# Given records
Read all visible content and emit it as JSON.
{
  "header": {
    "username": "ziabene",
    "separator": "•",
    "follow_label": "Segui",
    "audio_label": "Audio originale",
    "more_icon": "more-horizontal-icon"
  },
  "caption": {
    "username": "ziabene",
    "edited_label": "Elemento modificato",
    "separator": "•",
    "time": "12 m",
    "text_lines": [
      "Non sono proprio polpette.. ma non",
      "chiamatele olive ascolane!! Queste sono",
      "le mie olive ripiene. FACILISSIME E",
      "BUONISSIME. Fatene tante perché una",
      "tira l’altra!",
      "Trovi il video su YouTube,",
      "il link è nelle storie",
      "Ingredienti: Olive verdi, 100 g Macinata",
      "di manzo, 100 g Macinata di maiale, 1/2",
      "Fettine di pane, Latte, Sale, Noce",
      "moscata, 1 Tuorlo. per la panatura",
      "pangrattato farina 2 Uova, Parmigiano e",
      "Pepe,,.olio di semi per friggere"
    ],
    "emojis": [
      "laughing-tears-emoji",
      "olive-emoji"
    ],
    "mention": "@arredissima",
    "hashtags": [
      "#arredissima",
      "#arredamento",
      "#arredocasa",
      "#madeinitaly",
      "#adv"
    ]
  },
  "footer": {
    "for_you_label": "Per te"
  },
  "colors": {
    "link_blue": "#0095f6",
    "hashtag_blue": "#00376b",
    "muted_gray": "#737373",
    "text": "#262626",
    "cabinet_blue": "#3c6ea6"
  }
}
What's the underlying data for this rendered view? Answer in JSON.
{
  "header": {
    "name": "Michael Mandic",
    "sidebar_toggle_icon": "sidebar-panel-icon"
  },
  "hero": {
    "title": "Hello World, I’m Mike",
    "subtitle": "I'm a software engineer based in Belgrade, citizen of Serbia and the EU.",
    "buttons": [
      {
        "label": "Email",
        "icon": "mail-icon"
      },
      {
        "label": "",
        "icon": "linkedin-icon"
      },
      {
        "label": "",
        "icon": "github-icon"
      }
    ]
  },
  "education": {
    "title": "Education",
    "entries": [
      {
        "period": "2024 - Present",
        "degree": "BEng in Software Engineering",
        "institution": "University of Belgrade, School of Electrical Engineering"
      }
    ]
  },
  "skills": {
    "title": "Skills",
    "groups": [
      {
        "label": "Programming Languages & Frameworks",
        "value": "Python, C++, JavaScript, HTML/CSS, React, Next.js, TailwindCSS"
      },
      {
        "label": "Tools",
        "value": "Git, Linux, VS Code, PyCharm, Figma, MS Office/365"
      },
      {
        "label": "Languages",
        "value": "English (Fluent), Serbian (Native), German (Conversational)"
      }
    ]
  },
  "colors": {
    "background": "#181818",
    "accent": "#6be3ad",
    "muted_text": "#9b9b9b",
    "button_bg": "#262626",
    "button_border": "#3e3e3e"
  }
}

# What is expected
Reproduce the full listing word for word.

# Result of the task
Read all visible content and emit it as JSON.
{
  "header": {
    "username": "ziabene",
    "separator": "•",
    "follow_label": "Segui",
    "audio_label": "Audio originale",
    "more_icon": "more-horizontal-icon"
  },
  "caption": {
    "username": "ziabene",
    "edited_label": "Elemento modificato",
    "separator": "•",
    "time": "12 m",
    "text_lines": [
      "Non sono proprio polpette.. ma non",
      "chiamatele olive ascolane!! Queste sono",
      "le mie olive ripiene. FACILISSIME E",
      "BUONISSIME. Fatene tante perché una",
      "tira l’altra!",
      "Trovi il video su YouTube,",
      "il link è nelle storie",
      "Ingredienti: Olive verdi, 100 g Macinata",
      "di manzo, 100 g Macinata di maiale, 1/2",
      "Fettine di pane, Latte, Sale, Noce",
      "moscata, 1 Tuorlo. per la panatura",
      "pangrattato farina 2 Uova, Parmigiano e",
      "Pepe,,.olio di semi per friggere"
    ],
    "emojis": [
      "laughing-tears-emoji",
      "olive-emoji"
    ],
    "mention": "@arredissima",
    "hashtags": [
      "#arredissima",
      "#arredamento",
      "#arredocasa",
      "#madeinitaly",
      "#adv"
    ]
  },
  "footer": {
    "for_you_label": "Per te"
  },
  "colors": {
    "link_blue": "#0095f6",
    "hashtag_blue": "#00376b",
    "muted_gray": "#737373",
    "text": "#262626",
    "cabinet_blue": "#3c6ea6"
  }
}
What's the underlying data for this rendered view? Answer in JSON.
{
  "header": {
    "name": "Michael Mandic",
    "sidebar_toggle_icon": "sidebar-panel-icon"
  },
  "hero": {
    "title": "Hello World, I’m Mike",
    "subtitle": "I'm a software engineer based in Belgrade, citizen of Serbia and the EU.",
    "buttons": [
      {
        "label": "Email",
        "icon": "mail-icon"
      },
      {
        "label": "",
        "icon": "linkedin-icon"
      },
      {
        "label": "",
        "icon": "github-icon"
      }
    ]
  },
  "education": {
    "title": "Education",
    "entries": [
      {
        "period": "2024 - Present",
        "degree": "BEng in Software Engineering",
        "institution": "University of Belgrade, School of Electrical Engineering"
      }
    ]
  },
  "skills": {
    "title": "Skills",
    "groups": [
      {
        "label": "Programming Languages & Frameworks",
        "value": "Python, C++, JavaScript, HTML/CSS, React, Next.js, TailwindCSS"
      },
      {
        "label": "Tools",
        "value": "Git, Linux, VS Code, PyCharm, Figma, MS Office/365"
      },
      {
        "label": "Languages",
        "value": "English (Fluent), Serbian (Native), German (Conversational)"
      }
    ]
  },
  "colors": {
    "background": "#181818",
    "accent": "#6be3ad",
    "muted_text": "#9b9b9b",
    "button_bg": "#262626",
    "button_border": "#3e3e3e"
  }
}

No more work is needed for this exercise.